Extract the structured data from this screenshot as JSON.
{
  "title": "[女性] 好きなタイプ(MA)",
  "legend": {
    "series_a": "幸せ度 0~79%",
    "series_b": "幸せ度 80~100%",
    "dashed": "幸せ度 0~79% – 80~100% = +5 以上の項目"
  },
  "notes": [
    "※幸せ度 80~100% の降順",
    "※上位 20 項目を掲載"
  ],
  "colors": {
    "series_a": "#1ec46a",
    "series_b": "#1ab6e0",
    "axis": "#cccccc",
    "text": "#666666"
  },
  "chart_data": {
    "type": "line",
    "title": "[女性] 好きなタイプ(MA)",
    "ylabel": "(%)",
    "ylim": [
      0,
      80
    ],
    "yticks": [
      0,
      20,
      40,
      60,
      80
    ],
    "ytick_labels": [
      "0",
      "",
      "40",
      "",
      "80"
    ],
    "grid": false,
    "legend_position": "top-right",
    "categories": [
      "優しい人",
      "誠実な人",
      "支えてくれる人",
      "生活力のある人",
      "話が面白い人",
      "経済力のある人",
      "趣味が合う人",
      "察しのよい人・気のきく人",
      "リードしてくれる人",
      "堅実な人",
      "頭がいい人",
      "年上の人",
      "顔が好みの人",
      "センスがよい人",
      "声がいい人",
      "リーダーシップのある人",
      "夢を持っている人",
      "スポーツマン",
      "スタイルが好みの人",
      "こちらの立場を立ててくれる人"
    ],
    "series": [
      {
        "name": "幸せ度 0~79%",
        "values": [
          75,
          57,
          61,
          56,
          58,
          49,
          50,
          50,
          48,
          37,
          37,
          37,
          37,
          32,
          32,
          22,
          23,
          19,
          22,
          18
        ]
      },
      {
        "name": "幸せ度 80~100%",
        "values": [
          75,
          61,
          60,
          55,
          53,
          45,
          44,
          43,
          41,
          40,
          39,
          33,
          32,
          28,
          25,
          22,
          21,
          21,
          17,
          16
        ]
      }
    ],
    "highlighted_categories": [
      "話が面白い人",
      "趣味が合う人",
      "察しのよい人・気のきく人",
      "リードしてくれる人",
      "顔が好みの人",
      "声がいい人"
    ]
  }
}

━━━━━━

EXERCISE AIM: State only how many lines in the material include "title".

ANSWER TO THIS PROBLEM: 2